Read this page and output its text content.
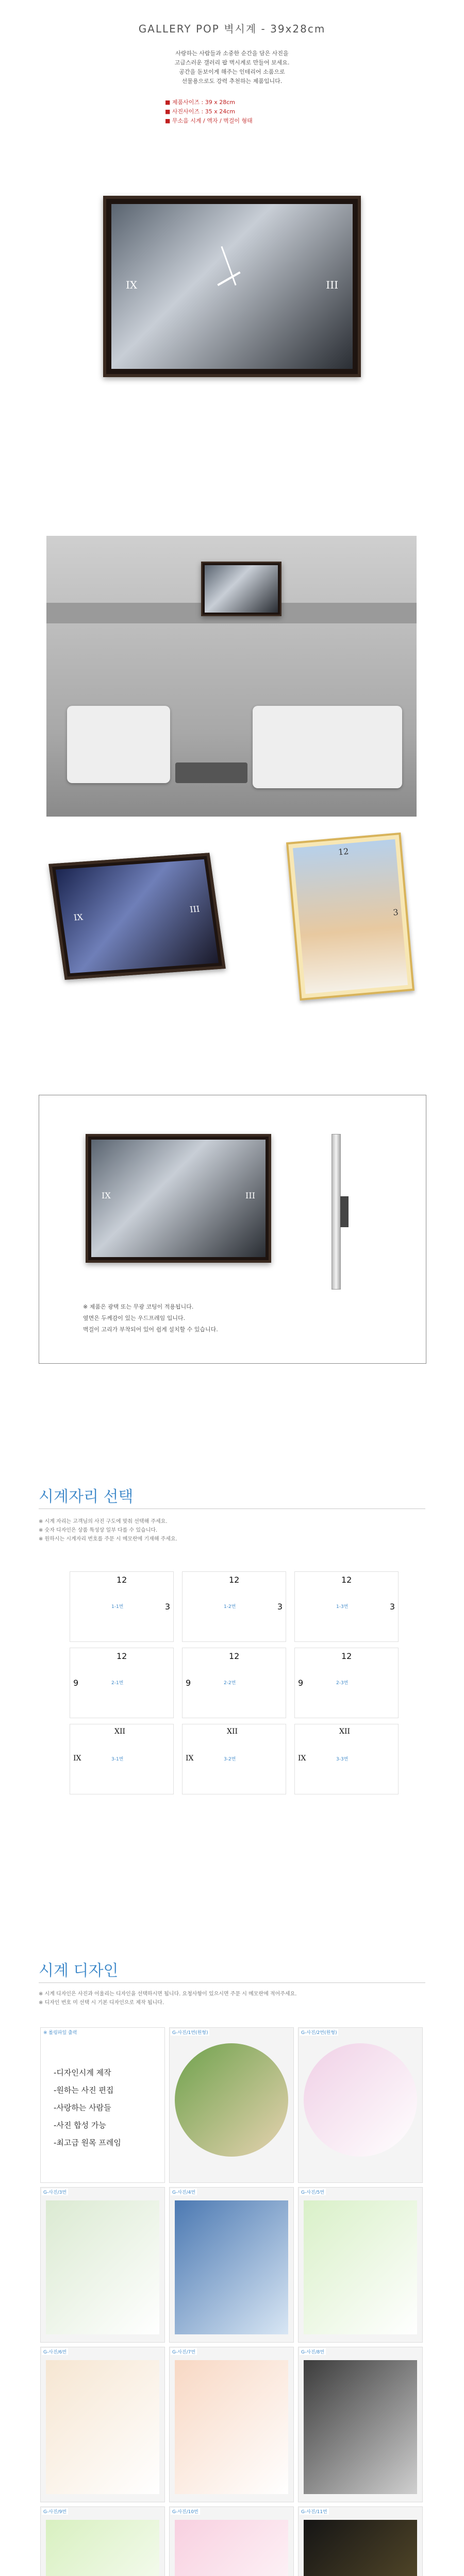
GALLERY POP 벽시계 - 39x28cm
사랑하는 사람들과 소중한 순간을 담은 사진을
고급스러운 갤러리 팝 벽시계로 만들어 보세요.
공간을 돋보이게 해주는 인테리어 소품으로
선물용으로도 강력 추천하는 제품입니다.
■ 제품사이즈 : 39 x 28cm
■ 사진사이즈 : 35 x 24cm
■ 무소음 시계 / 액자 / 벽걸이 형태
IX	III
IX
III
12
3
IX	III
※ 제품은 광택 또는 무광 코팅이 적용됩니다.
옆면은 두께감이 있는 우드프레임 입니다.
벽걸이 고리가 부착되어 있어 쉽게 설치할 수 있습니다.
시계자리 선택
※ 시계 자리는 고객님의 사진 구도에 맞춰 선택해 주세요.
※ 숫자 디자인은 상품 특성상 일부 다를 수 있습니다.
※ 원하시는 시계자리 번호를 주문 시 메모란에 기재해 주세요.
1-1번
12
3	1-2번
12
3	1-3번
12
3
2-1번
12
9	2-2번
12
9	2-3번
12
9
3-1번
XII
IX	3-2번
XII
IX	3-3번
XII
IX
시계 디자인
※ 시계 디자인은 사진과 어울리는 디자인을 선택하시면 됩니다. 요청사항이 있으시면 주문 시 메모란에 적어주세요.
※ 디자인 번호 미 선택 시 기본 디자인으로 제작 됩니다.
※ 롤링파일 출력
-디자인시계 제작
-원하는 사진 편집
-사랑하는 사람들
-사진 합성 가능
-최고급 원목 프레임
G-사진/1번(원형)	G-사진/2번(원형)
G-사진/3번	G-사진/4번	G-사진/5번
G-사진/6번	G-사진/7번	G-사진/8번
G-사진/9번	G-사진/10번	G-사진/11번
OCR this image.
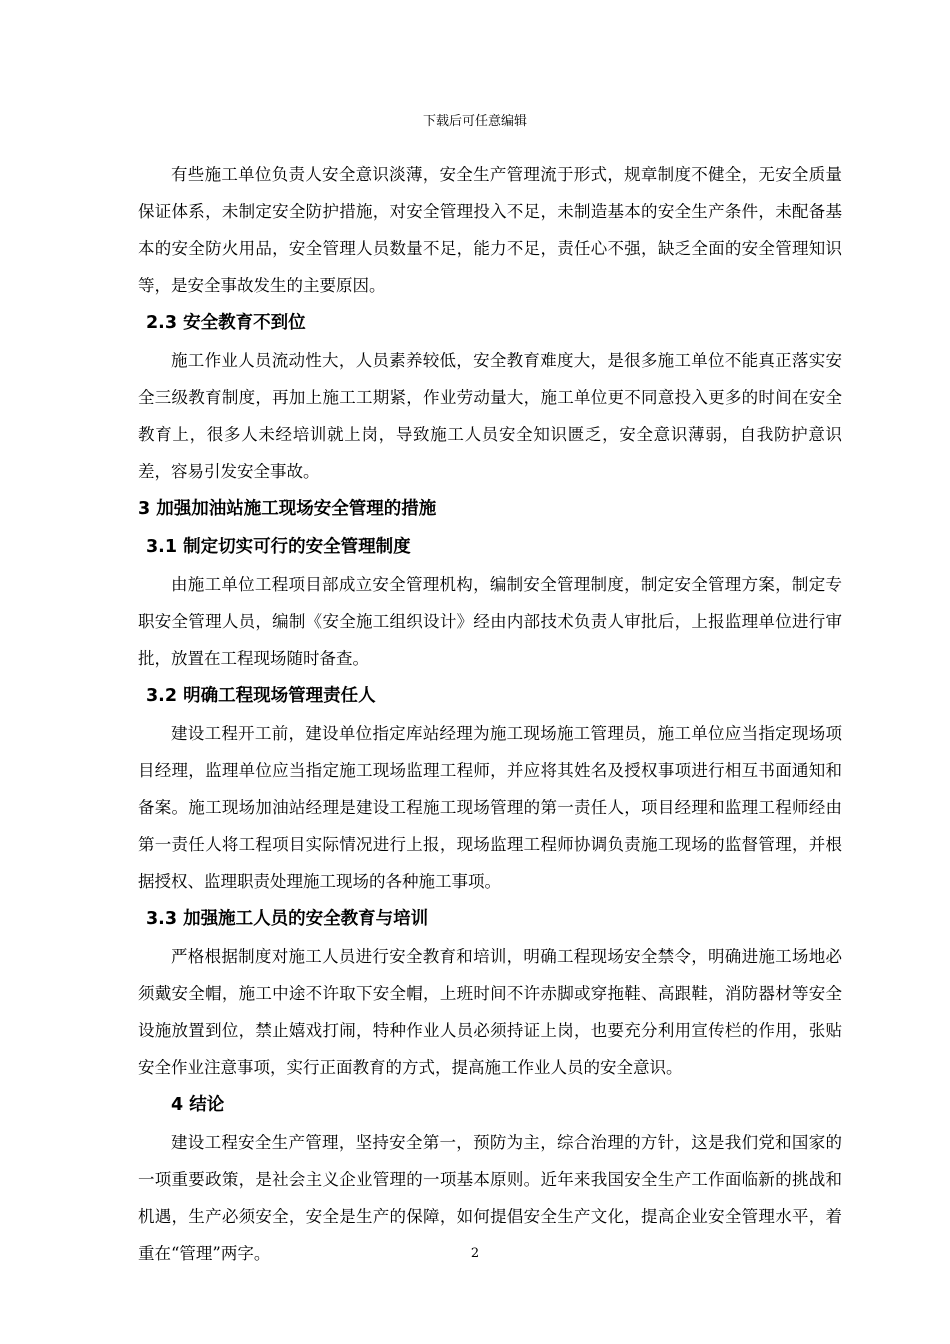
下载后可任意编辑

有些施工单位负责人安全意识淡薄，安全生产管理流于形式，规章制度不健全，无安全质量保证体系，未制定安全防护措施，对安全管理投入不足，未制造基本的安全生产条件，未配备基本的安全防火用品，安全管理人员数量不足，能力不足，责任心不强，缺乏全面的安全管理知识等，是安全事故发生的主要原因。

2.3 安全教育不到位

施工作业人员流动性大，人员素养较低，安全教育难度大，是很多施工单位不能真正落实安全三级教育制度，再加上施工工期紧，作业劳动量大，施工单位更不同意投入更多的时间在安全教育上，很多人未经培训就上岗，导致施工人员安全知识匮乏，安全意识薄弱，自我防护意识差，容易引发安全事故。

3 加强加油站施工现场安全管理的措施
3.1 制定切实可行的安全管理制度

由施工单位工程项目部成立安全管理机构，编制安全管理制度，制定安全管理方案，制定专职安全管理人员，编制《安全施工组织设计》经由内部技术负责人审批后，上报监理单位进行审批，放置在工程现场随时备查。

3.2 明确工程现场管理责任人

建设工程开工前，建设单位指定库站经理为施工现场施工管理员，施工单位应当指定现场项目经理，监理单位应当指定施工现场监理工程师，并应将其姓名及授权事项进行相互书面通知和备案。施工现场加油站经理是建设工程施工现场管理的第一责任人，项目经理和监理工程师经由第一责任人将工程项目实际情况进行上报，现场监理工程师协调负责施工现场的监督管理，并根据授权、监理职责处理施工现场的各种施工事项。

3.3 加强施工人员的安全教育与培训

严格根据制度对施工人员进行安全教育和培训，明确工程现场安全禁令，明确进施工场地必须戴安全帽，施工中途不许取下安全帽，上班时间不许赤脚或穿拖鞋、高跟鞋，消防器材等安全设施放置到位，禁止嬉戏打闹，特种作业人员必须持证上岗，也要充分利用宣传栏的作用，张贴安全作业注意事项，实行正面教育的方式，提高施工作业人员的安全意识。

4 结论

建设工程安全生产管理，坚持安全第一，预防为主，综合治理的方针，这是我们党和国家的一项重要政策，是社会主义企业管理的一项基本原则。近年来我国安全生产工作面临新的挑战和机遇，生产必须安全，安全是生产的保障，如何提倡安全生产文化，提高企业安全管理水平，着重在“管理”两字。	2
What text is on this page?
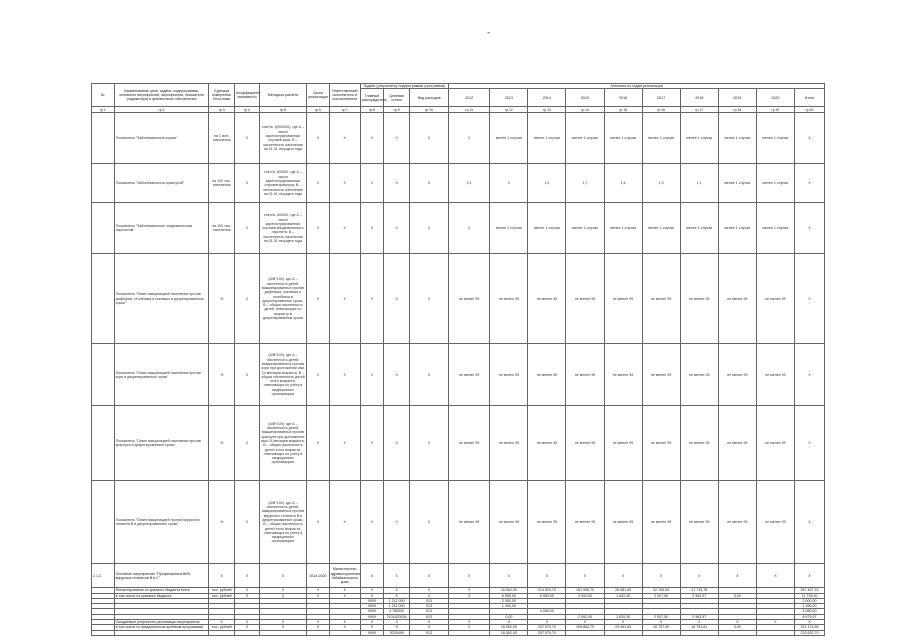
-
№	Наименование цели, задачи, подпрограммы, основного мероприятия, мероприятия, показателя (индикатора) и финансового обеспечения	Единица измерения/ Источники	Коэффициент значимости	Методика расчёта	Сроки реализации	Ответственный исполнитель и соисполнители	Задачи (результаты) подпрограммы (программы)			Значения по годам реализации									
							Главный распорядитель	Целевая статья	Вид расходов	2012	2013	2014	2015	2016	2017	2018	2019	2020	Итого
гр.1	гр.2	гр.3	гр.4	гр.5	гр.6	гр.7	гр.8	гр.9	гр.10	гр.11	гр.12	гр.13	гр.14	гр.15	гр.16	гр.17	гр.18	гр.19	гр.20
	Показатель "Заболеваемость корью"	на 1 млн. населения	X	стат.№ 1(000000), где А – число зарегистрированных случаев кори, В – численность населения на 01.01 текущего года	X	X	X	X	X	0	менее 1 случая	менее 1 случая	менее 1 случая	менее 1 случая	менее 1 случая	менее 1 случая	менее 1 случая	менее 1 случая	X
	Показатель "Заболеваемость краснухой"	на 100 тыс. населения	X	стат.№ 100000, где А – число зарегистрированных случаев краснухи, В – численность населения на 01.01 текущего года	X	X	X	X	X	2,1	2	1,9	1,7	1,6	1,3	1,1	менее 1 случая	менее 1 случая	X
	Показатель "Заболеваемость эпидемическим паротитом"	на 100 тыс. населения	X	стат.№ 100000, где А – число зарегистрированных случаев эпидемического паротита, В – численность населения на 01.01 текущего года	X	X	X	X	X	0	менее 1 случая	менее 1 случая	менее 1 случая	менее 1 случая	менее 1 случая	менее 1 случая	менее 1 случая	менее 1 случая	X
	Показатель "Охват вакцинацией населения против дифтерии, столбняка и коклюша в декретированные сроки"	%	X	(А/В*100), где А – численность детей, вакцинированных против дифтерии, коклюша и столбняка в декретированные сроки, В – общая численность детей, отвечающих по возрасту в декретированные сроки	X	X	X	X	X	не менее 95	не менее 95	не менее 95	не менее 95	не менее 95	не менее 95	не менее 95	не менее 95	не менее 95	X
	Показатель "Охват вакцинацией населения против кори в декретированные сроки"	%	X	(А/В*100), где А – численность детей, вакцинированных против кори при достижении ими 24 месяцев возраста, В – общая численность детей этого возраста, отвечающих по учёту в медицинских организациях	X	X	X	X	X	не менее 95	не менее 95	не менее 95	не менее 95	не менее 95	не менее 95	не менее 95	не менее 95	не менее 95	X
	Показатель "Охват вакцинацией населения против краснухи в декретированные сроки"	%	X	(А/В*100), где А – численность детей, вакцинированных против краснухи при достижении ими 24 месяцев возраста, В – общая численность детей этого возраста, отвечающих по учёту в медицинских организациях	X	X	X	X	X	не менее 95	не менее 95	не менее 95	не менее 95	не менее 95	не менее 95	не менее 95	не менее 95	не менее 95	X
	Показатель "Охват вакцинацией против вирусного гепатита В в декретированные сроки"	%	X	(А/В*100), где А – численность детей, вакцинированных против вирусного гепатита В в декретированные сроки, В – общая численность детей этого возраста, отвечающих по учёту в медицинских организациях	X	X	X	X	X	не менее 95	не менее 95	не менее 95	не менее 95	не менее 95	не менее 95	не менее 95	не менее 95	не менее 95	X
2.1.2.	Основное мероприятие "Профилактика ВИЧ, вирусных гепатитов В и С"	X	X	X	2014-2020	Министерство здравоохранения Забайкальского края	X	X	X	X	X	X	X	X	X	X	X	X	X
	Финансирование из краевого бюджета всего	тыс. рублей	X	X	X	X	X	X	X	X	16 062,00	214 520,70	161 956,70	26 081,90	32 765,00	21 715,78			357 467,15
	в том числе из краевого бюджета	тыс. рублей	X	X	X	X	X	X	X	X	6 950,00	6 950,00	2 092,00	1 620,30	2 007,50	2 963,97	0,00		11 739,00
							0909	1 212 000	013		2 000,00								2 000,00
							0909	1 211 000	013		1 450,00								1 450,00
							0909	4 780000	013			4 080,00							4 080,00
							0909	2101820034	013		0,00		2 092,00	1 620,30	2 007,50	2 963,97			8 679,97
	Ожидаемые результаты реализации мероприятия	X	X	X	X	X	X	X	X	X	X	X	X	X	X	X	X	X	X
	в том числе по федеральным целевым программам	тыс. рублей	X	X	X	X	X	X	X	X	16 062,00	207 570,70	159 864,70	24 461,60	30 757,50	18 751,81	0,00		322 174,55
							0909	Э230490	013		16 062,00	207 570,70							223 632,70
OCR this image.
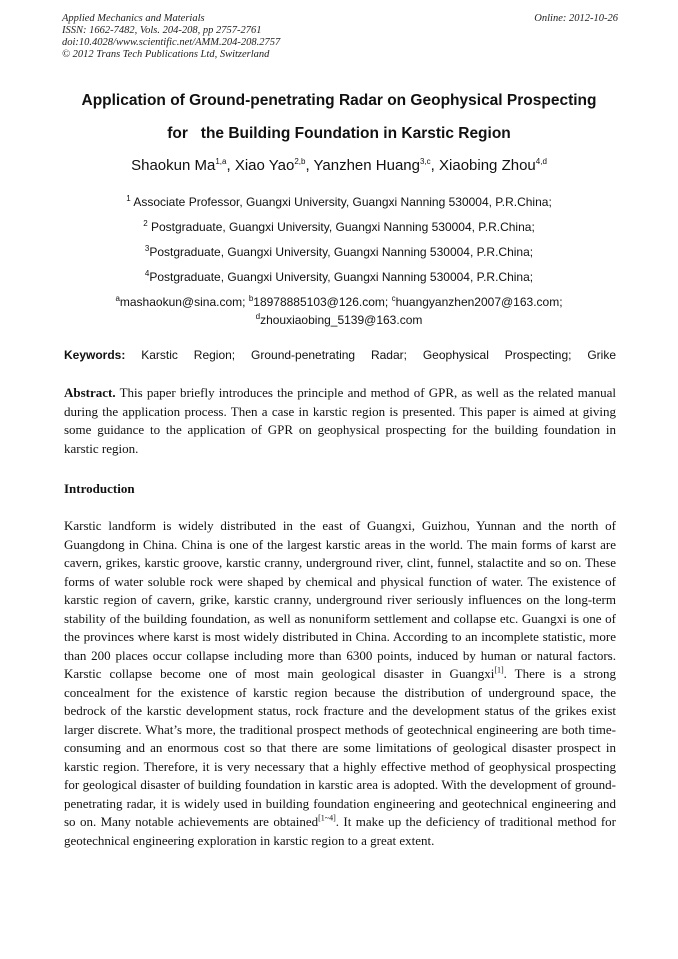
Applied Mechanics and Materials
ISSN: 1662-7482, Vols. 204-208, pp 2757-2761
doi:10.4028/www.scientific.net/AMM.204-208.2757
© 2012 Trans Tech Publications Ltd, Switzerland
Online: 2012-10-26
Application of Ground-penetrating Radar on Geophysical Prospecting
for   the Building Foundation in Karstic Region
Shaokun Ma$^{1,a}$, Xiao Yao$^{2,b}$, Yanzhen Huang$^{3,c}$, Xiaobing Zhou$^{4,d}$
$^1$ Associate Professor, Guangxi University, Guangxi Nanning 530004, P.R.China;
$^2$ Postgraduate, Guangxi University, Guangxi Nanning 530004, P.R.China;
$^3$Postgraduate, Guangxi University, Guangxi Nanning 530004, P.R.China;
$^4$Postgraduate, Guangxi University, Guangxi Nanning 530004, P.R.China;
$^a$mashaokun@sina.com; $^b$18978885103@126.com; $^c$huangyanzhen2007@163.com;
$^d$zhouxiaobing_5139@163.com
Keywords: Karstic Region; Ground-penetrating Radar; Geophysical Prospecting; Grike
Abstract. This paper briefly introduces the principle and method of GPR, as well as the related manual during the application process. Then a case in karstic region is presented. This paper is aimed at giving some guidance to the application of GPR on geophysical prospecting for the building foundation in karstic region.
Introduction
Karstic landform is widely distributed in the east of Guangxi, Guizhou, Yunnan and the north of Guangdong in China. China is one of the largest karstic areas in the world. The main forms of karst are cavern, grikes, karstic groove, karstic cranny, underground river, clint, funnel, stalactite and so on. These forms of water soluble rock were shaped by chemical and physical function of water. The existence of karstic region of cavern, grike, karstic cranny, underground river seriously influences on the long-term stability of the building foundation, as well as nonuniform settlement and collapse etc. Guangxi is one of the provinces where karst is most widely distributed in China. According to an incomplete statistic, more than 200 places occur collapse including more than 6300 points, induced by human or natural factors. Karstic collapse become one of most main geological disaster in Guangxi[1]. There is a strong concealment for the existence of karstic region because the distribution of underground space, the bedrock of the karstic development status, rock fracture and the development status of the grikes exist larger discrete. What’s more, the traditional prospect methods of geotechnical engineering are both time-consuming and an enormous cost so that there are some limitations of geological disaster prospect in karstic region. Therefore, it is very necessary that a highly effective method of geophysical prospecting for geological disaster of building foundation in karstic area is adopted. With the development of ground-penetrating radar, it is widely used in building foundation engineering and geotechnical engineering and so on. Many notable achievements are obtained[1~4]. It make up the deficiency of traditional method for geotechnical engineering exploration in karstic region to a great extent.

◆ **GOAL**: Look over the listing above. Pick out and copy every line that includes "результаты".

◆ **SOLUTION**:
№	Наименование цели, задачи, подпрограммы, основного мероприятия, мероприятия, показателя (индикатора) и финансового обеспечения	Единица измерения/ Источники	Коэффициент значимости	Методика расчёта	Сроки реализации	Ответственный исполнитель и соисполнители	Задачи (результаты) подпрограммы (программы)			Значения по годам реализации									
	Ожидаемые результаты реализации мероприятия	X	X	X	X	X	X	X	X	X	X	X	X	X	X	X	X	X	X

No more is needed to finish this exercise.